§ **TÂCHES DEMANDÉES**
(a) Indiquez si chacune des affirmations suivantes concorde avec l'article sur Bertrand Zibi Abeghe, en répondant par oui ou par non et en citant les mots décisifs de l'article.
(i) Bertrand Zibi Abeghe a été arrêté après la présidentielle de 2016.
(ii) Il affirme avoir passé plus de dix ans en prison.
(iii) L'élection de 2016 opposait Ali Bongo à Jean Ping.
(b) Répondez s'il vous plaît aux questions suivantes d'après l'article sur Bertrand Zibi Abeghe.
(i) Sur le plateau de quelle chaîne Bertrand Zibi Abeghe s'est-il exprimé ?
(ii) Comment s'appelle le fils de Sylvia Bongo Ondimba ?
(iii) Dans quoi affirme-t-il avoir été immergé peu après son arrestation ?
(c) Citez fidèlement le passage de l'article sur Bertrand Zibi Abeghe qui va de « Invité sur le » à « Noureddin Bongo Valentin. ».

Invité sur le plateau de France 24, l’ancien député gabonais Bertrand Zibi Abeghe a vivement réagi aux accusations formulées par Sylvia Bongo Ondimba, qui affirme être victime de séquestration et évoque des violences subies par son fils Noureddin Bongo Valentin.
Face à ces déclarations, l’ancien opposant au régime d’Ali Bongo Ondimba s’est montré particulièrement critique. Il accuse l’ancienne Première dame de chercher à inverser les rôles dans l’opinion publique.
« C’est une comédie de très mauvaise facture », a-t-il déclaré, estimant que ces accusations visent à détourner l’attention des violences qui auraient marqué les dernières années du pouvoir Bongo.
L’ancien parlementaire rappelle qu’il a lui-même été arrêté après la crise politique consécutive à la présidentielle de 2016.
Cette élection, qui opposait le président sortant Ali Bongo à l’opposant Jean Ping, avait plongé le pays dans une période de fortes tensions politiques et sociales.
Bertrand Zibi Abeghe affirme avoir passé près de six années en prison dans des conditions particulièrement difficiles.
Dans son témoignage, il évoque des violences physiques, des périodes d’isolement prolongé et des conditions de détention extrêmement dégradées.
Il affirme notamment avoir été immergé pendant plusieurs jours dans une fosse septique peu après son arrestation.

§ **EXTRAITS DU LISTING**
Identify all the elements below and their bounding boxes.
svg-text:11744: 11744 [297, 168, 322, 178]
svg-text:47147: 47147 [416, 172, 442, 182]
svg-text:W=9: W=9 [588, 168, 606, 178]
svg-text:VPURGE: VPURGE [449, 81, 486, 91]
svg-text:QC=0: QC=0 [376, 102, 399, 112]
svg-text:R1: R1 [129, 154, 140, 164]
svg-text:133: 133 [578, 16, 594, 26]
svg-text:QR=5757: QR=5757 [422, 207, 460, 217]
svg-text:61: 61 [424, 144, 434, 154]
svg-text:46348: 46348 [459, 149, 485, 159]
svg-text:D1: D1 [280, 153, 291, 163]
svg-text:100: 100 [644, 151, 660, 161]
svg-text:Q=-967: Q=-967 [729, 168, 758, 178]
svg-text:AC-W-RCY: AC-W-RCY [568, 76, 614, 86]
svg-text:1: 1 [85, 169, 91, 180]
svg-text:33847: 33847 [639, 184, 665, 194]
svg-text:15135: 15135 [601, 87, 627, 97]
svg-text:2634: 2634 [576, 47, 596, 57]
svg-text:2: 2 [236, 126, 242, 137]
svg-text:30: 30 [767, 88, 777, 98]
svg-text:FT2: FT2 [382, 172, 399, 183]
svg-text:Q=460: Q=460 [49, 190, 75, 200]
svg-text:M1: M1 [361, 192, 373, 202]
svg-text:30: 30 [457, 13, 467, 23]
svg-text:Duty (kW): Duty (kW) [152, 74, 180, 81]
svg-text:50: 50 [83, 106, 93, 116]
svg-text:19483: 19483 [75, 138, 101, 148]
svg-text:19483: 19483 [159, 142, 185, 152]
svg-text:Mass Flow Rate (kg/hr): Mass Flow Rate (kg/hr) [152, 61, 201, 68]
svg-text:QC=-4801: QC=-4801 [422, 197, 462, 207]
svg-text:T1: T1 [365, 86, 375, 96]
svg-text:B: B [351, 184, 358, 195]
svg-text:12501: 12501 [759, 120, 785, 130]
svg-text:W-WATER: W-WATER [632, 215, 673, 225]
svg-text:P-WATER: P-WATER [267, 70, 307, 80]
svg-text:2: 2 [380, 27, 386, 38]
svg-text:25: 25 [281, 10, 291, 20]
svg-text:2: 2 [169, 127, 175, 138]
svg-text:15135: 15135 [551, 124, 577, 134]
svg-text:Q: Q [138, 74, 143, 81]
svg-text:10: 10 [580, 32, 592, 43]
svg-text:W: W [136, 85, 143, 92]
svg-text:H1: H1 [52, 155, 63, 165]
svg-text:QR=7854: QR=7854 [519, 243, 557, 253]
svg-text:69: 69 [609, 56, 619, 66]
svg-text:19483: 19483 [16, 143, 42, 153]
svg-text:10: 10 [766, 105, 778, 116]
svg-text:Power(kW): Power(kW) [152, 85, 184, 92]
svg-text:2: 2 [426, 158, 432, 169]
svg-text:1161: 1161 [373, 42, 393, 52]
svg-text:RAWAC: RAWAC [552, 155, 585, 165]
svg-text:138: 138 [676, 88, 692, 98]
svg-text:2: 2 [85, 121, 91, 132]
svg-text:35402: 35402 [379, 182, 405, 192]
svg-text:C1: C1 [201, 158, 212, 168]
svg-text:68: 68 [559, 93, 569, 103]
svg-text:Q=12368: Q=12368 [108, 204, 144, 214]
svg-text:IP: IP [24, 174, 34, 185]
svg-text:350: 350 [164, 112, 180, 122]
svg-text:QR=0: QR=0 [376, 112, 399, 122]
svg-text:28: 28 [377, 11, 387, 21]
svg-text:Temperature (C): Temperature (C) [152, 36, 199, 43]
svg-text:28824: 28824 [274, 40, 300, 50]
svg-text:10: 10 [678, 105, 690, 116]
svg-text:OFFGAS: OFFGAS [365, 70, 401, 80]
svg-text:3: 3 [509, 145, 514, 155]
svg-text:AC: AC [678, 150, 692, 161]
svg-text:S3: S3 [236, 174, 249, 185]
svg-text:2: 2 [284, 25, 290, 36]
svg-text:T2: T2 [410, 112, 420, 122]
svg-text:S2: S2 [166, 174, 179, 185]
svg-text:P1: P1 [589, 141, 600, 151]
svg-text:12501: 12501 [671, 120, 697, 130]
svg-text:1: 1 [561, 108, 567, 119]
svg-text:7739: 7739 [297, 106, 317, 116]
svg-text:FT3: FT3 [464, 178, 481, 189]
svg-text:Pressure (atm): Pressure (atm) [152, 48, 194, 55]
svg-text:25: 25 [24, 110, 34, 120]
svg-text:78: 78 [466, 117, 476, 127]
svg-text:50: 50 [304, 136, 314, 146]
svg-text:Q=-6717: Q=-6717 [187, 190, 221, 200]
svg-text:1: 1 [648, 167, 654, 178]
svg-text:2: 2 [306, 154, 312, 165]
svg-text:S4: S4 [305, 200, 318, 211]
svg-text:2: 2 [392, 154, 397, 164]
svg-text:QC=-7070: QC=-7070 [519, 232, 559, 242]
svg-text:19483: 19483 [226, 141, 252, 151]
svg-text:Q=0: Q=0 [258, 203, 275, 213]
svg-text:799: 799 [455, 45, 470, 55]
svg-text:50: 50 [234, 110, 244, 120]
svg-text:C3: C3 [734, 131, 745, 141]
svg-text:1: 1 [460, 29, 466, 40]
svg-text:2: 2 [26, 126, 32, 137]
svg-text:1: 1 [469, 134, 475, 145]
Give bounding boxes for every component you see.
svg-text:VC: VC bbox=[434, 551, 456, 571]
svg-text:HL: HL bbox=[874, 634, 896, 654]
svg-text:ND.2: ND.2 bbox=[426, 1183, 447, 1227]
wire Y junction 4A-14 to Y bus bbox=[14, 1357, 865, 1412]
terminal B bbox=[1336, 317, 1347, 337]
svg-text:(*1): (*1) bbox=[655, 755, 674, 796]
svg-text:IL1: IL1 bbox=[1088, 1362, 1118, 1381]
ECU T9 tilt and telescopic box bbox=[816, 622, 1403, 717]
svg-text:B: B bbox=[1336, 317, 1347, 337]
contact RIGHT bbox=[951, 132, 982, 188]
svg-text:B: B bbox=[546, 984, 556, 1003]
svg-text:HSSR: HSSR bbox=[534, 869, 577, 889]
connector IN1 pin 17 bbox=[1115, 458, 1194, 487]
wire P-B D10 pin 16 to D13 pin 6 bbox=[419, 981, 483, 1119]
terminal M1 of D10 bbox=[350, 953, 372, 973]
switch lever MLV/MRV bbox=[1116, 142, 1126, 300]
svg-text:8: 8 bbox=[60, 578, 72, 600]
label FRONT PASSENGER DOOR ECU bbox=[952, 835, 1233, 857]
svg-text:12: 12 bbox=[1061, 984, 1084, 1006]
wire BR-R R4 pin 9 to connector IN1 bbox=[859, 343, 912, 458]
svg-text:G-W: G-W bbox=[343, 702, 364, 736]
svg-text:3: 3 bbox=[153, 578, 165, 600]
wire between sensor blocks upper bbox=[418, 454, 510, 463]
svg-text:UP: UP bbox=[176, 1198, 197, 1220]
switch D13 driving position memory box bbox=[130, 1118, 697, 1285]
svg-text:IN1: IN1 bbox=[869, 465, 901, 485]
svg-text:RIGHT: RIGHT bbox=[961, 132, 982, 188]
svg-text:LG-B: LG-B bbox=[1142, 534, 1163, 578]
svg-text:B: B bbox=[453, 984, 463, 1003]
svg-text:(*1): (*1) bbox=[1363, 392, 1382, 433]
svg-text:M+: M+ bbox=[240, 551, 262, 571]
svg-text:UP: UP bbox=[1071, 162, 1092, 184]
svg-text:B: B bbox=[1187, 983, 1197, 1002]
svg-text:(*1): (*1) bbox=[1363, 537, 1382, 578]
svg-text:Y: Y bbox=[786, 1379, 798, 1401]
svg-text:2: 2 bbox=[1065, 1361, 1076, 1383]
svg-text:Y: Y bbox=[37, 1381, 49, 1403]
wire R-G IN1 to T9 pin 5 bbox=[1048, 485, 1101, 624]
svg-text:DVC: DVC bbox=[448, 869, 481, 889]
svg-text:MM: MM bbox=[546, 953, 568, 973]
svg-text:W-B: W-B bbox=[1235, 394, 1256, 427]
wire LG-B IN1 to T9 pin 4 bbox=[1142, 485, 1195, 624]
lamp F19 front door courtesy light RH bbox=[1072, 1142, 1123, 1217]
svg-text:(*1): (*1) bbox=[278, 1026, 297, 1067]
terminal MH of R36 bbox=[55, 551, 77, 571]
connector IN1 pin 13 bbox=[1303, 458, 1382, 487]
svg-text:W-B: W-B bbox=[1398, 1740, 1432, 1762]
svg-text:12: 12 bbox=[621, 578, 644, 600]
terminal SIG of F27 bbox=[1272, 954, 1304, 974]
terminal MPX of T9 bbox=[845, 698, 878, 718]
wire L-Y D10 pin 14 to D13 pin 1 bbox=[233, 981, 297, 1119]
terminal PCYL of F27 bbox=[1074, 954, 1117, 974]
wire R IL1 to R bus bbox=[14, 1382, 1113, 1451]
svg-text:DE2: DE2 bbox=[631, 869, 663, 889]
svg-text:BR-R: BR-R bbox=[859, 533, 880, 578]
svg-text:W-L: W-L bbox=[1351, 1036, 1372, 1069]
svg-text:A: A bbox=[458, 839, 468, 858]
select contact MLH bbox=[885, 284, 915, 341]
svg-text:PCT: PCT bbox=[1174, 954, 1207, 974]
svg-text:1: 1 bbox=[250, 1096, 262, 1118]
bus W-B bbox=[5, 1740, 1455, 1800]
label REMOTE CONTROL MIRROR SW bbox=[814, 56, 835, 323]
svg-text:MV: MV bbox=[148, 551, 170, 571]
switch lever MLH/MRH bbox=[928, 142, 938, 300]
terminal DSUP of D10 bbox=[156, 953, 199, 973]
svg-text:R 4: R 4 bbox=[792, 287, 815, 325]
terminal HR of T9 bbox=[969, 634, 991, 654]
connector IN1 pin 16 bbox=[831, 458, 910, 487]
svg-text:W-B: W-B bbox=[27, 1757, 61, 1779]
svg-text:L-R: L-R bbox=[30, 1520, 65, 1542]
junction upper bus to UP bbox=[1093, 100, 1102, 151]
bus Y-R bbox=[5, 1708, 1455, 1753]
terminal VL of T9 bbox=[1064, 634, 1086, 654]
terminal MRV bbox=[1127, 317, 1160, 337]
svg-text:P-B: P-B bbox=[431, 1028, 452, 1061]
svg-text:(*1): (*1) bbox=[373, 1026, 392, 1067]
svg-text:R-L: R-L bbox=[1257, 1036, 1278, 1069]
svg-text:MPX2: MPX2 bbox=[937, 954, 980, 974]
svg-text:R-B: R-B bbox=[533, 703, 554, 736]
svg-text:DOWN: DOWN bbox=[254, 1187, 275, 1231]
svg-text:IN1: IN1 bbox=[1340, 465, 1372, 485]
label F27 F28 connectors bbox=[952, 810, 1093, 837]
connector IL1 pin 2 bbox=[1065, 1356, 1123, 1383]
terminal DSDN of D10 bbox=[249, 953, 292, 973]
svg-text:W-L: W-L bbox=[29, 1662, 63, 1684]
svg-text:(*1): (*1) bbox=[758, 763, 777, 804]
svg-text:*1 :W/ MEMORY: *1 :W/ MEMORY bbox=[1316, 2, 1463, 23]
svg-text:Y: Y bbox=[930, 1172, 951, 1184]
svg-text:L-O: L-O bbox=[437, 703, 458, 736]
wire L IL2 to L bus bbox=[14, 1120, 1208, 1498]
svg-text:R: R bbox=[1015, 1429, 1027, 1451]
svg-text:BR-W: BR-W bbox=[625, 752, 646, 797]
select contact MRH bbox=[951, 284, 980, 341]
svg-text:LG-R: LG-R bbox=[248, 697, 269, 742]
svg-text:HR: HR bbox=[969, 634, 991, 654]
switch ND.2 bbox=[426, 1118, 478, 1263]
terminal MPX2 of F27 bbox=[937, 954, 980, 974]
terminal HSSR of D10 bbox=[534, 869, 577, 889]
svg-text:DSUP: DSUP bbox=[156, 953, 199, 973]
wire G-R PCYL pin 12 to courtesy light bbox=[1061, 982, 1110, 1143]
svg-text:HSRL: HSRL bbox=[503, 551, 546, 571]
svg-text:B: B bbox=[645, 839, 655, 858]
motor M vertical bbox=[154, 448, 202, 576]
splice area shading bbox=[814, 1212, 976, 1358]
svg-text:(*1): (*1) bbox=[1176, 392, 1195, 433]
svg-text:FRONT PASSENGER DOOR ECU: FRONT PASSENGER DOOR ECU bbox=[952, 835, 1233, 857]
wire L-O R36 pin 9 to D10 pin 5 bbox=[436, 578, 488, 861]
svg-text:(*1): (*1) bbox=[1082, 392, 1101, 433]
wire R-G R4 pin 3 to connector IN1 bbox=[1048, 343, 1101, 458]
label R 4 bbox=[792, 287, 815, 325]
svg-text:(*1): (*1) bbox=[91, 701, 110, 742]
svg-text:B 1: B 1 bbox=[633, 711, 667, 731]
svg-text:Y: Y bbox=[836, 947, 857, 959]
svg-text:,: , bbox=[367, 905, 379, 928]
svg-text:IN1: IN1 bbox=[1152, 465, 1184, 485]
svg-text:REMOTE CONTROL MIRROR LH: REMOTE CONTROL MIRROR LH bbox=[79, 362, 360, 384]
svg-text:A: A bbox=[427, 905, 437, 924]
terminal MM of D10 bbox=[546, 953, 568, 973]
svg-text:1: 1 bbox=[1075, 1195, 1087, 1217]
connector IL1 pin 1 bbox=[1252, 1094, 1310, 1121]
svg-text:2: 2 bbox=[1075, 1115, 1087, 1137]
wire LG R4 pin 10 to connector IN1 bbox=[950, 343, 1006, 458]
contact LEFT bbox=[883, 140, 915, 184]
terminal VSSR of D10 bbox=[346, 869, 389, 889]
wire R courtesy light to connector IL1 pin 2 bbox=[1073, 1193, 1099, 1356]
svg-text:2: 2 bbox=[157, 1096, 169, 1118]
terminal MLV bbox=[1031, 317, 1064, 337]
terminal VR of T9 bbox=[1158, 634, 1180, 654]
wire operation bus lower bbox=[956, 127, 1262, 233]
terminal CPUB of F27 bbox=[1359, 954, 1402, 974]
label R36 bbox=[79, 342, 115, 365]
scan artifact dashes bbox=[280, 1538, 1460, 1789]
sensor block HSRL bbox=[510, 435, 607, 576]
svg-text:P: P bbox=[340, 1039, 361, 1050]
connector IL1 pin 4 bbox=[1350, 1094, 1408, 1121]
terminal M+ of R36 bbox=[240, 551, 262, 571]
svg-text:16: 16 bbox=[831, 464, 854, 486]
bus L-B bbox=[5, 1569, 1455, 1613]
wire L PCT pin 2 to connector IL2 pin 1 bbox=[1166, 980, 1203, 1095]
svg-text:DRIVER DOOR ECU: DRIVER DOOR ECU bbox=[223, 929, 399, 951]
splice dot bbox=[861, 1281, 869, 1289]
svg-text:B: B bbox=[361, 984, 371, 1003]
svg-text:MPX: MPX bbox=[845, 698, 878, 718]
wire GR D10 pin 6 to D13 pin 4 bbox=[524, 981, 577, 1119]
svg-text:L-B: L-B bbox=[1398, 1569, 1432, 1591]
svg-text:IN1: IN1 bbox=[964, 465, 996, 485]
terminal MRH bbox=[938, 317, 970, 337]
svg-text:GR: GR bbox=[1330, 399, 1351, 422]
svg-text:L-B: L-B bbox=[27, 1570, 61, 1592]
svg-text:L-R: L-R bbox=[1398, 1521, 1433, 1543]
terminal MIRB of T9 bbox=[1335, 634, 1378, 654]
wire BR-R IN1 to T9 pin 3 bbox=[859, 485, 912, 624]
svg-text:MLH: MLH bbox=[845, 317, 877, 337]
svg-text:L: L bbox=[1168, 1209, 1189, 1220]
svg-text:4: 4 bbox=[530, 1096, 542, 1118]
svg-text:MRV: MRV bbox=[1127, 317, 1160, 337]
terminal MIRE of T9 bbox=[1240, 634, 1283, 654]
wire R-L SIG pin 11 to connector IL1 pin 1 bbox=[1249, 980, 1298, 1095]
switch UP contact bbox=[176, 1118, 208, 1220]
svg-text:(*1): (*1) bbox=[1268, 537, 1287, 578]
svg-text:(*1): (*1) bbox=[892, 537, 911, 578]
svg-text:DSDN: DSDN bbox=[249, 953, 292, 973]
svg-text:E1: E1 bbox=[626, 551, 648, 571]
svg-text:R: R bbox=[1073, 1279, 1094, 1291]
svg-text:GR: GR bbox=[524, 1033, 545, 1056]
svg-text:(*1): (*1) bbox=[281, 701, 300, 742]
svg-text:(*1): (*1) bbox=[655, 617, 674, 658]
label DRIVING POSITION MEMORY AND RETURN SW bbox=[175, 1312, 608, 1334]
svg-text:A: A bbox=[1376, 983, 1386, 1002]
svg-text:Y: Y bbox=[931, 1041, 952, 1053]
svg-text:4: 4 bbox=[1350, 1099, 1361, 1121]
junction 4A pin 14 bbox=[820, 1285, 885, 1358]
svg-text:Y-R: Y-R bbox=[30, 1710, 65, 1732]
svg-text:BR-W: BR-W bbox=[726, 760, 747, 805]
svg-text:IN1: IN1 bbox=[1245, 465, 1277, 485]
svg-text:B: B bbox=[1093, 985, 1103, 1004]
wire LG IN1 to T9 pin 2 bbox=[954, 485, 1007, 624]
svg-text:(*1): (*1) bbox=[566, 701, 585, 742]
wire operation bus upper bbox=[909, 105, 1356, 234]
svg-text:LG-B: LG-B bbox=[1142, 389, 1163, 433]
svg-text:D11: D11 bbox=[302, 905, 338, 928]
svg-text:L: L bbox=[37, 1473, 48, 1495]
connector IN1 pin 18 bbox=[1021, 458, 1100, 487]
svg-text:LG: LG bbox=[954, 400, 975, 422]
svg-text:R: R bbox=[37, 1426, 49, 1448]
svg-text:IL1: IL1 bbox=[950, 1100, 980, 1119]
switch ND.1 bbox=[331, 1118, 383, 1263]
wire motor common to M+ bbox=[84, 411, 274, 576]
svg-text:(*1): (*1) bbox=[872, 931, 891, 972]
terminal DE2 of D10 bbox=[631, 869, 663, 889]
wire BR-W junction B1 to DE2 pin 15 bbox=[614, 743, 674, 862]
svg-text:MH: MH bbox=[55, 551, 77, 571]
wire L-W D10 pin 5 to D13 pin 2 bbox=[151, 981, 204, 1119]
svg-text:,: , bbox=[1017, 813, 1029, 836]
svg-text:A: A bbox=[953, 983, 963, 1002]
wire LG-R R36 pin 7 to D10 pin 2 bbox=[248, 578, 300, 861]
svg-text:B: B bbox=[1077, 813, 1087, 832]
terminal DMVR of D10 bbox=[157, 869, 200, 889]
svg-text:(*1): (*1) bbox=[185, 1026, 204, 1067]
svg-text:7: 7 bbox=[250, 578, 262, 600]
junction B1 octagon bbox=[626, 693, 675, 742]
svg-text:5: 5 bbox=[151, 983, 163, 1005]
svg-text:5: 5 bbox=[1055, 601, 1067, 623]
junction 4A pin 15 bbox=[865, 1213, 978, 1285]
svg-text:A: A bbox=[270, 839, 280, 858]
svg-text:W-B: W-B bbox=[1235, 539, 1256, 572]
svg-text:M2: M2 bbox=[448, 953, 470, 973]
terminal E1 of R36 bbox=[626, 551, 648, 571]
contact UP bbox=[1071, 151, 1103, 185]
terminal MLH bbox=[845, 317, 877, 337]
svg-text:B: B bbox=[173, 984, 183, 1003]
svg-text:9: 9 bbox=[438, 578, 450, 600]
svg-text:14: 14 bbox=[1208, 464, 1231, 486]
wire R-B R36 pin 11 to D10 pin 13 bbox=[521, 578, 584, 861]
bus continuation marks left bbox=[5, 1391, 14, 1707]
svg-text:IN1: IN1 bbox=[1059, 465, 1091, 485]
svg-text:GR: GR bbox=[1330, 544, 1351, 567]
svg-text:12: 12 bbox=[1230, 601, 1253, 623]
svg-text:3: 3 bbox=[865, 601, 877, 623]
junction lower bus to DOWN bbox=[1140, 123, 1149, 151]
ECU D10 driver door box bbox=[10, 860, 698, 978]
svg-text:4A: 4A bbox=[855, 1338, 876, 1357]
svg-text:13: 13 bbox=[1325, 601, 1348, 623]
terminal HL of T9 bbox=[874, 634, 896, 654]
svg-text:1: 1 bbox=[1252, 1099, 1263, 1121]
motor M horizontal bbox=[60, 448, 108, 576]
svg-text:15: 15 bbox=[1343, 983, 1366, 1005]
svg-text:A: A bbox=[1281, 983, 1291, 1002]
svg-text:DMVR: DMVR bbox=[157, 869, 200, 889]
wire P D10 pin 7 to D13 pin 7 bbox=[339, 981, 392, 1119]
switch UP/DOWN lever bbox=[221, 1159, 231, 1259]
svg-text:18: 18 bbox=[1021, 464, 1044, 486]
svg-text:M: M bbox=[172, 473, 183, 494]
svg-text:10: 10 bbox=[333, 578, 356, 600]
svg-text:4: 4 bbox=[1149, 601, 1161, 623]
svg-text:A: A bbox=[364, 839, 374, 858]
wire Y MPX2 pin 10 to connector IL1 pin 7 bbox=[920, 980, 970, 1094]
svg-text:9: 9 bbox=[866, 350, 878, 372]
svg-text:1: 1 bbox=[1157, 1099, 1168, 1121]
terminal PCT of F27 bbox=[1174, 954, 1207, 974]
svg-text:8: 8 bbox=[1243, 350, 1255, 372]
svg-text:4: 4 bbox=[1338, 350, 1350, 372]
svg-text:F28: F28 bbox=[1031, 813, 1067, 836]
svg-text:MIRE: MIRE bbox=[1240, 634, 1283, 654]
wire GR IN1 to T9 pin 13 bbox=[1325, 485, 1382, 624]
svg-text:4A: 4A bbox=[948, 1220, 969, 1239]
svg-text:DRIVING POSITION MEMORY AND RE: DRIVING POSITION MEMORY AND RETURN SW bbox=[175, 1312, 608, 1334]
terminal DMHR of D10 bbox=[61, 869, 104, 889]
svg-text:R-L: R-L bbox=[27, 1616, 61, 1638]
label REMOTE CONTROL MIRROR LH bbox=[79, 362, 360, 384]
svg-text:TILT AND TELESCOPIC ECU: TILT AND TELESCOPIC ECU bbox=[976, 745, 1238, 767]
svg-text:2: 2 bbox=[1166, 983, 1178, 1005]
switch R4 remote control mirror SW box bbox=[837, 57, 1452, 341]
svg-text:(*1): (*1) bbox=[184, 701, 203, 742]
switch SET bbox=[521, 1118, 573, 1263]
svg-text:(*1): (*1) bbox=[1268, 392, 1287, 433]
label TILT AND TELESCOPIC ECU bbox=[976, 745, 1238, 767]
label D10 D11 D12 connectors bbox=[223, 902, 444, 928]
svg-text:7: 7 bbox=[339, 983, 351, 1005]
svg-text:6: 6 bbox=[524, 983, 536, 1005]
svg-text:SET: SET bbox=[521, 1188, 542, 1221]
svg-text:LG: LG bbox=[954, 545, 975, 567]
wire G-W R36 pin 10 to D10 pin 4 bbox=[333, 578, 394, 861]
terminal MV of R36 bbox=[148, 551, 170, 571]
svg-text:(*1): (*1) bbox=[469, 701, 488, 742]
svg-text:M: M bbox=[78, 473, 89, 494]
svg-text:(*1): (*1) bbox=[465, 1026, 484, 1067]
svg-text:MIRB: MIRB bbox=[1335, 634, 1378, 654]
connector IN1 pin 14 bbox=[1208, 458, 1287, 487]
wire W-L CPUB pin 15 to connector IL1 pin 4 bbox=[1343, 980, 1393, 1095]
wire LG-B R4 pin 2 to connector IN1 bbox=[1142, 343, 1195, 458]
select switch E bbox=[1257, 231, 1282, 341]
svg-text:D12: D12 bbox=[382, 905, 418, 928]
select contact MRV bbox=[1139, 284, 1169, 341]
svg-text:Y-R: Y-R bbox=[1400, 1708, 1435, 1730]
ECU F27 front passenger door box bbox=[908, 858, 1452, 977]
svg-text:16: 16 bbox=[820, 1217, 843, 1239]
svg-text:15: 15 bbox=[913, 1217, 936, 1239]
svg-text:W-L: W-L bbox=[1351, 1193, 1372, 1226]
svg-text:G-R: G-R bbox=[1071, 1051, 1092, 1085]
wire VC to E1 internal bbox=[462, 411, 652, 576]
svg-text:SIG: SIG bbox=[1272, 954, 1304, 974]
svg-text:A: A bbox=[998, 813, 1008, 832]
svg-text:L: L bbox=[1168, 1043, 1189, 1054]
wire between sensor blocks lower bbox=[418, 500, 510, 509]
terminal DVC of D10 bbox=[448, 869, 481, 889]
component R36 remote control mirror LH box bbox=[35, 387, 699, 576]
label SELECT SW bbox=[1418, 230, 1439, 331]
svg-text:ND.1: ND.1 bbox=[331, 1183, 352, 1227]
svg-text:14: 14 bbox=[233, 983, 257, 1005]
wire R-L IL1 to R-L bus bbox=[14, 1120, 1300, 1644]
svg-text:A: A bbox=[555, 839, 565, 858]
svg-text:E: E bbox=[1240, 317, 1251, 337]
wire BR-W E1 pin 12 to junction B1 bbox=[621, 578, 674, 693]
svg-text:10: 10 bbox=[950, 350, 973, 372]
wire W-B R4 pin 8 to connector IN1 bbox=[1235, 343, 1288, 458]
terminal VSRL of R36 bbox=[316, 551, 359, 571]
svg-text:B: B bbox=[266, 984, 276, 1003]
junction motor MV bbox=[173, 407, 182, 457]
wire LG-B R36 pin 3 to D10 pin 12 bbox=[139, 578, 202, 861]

§ **CORRIGÉ DES EXERCICES**
(a)
(i) Oui : « il a lui-même été arrêté après la crise politique consécutive à la présidentielle de 2016 ».
(ii) Non : « avoir passé près de six années en prison ».
(iii) Oui : « opposait le président sortant Ali Bongo à l’opposant Jean Ping ».

(b)
(i) France 24.
(ii) Noureddin Bongo Valentin.
(iii) Dans une fosse septique, pendant plusieurs jours.

(c)
Invité sur le plateau de France 24, l’ancien député gabonais Bertrand Zibi Abeghe a vivement réagi aux accusations formulées par Sylvia Bongo Ondimba, qui affirme être victime de séquestration et évoque des violences subies par son fils Noureddin Bongo Valentin.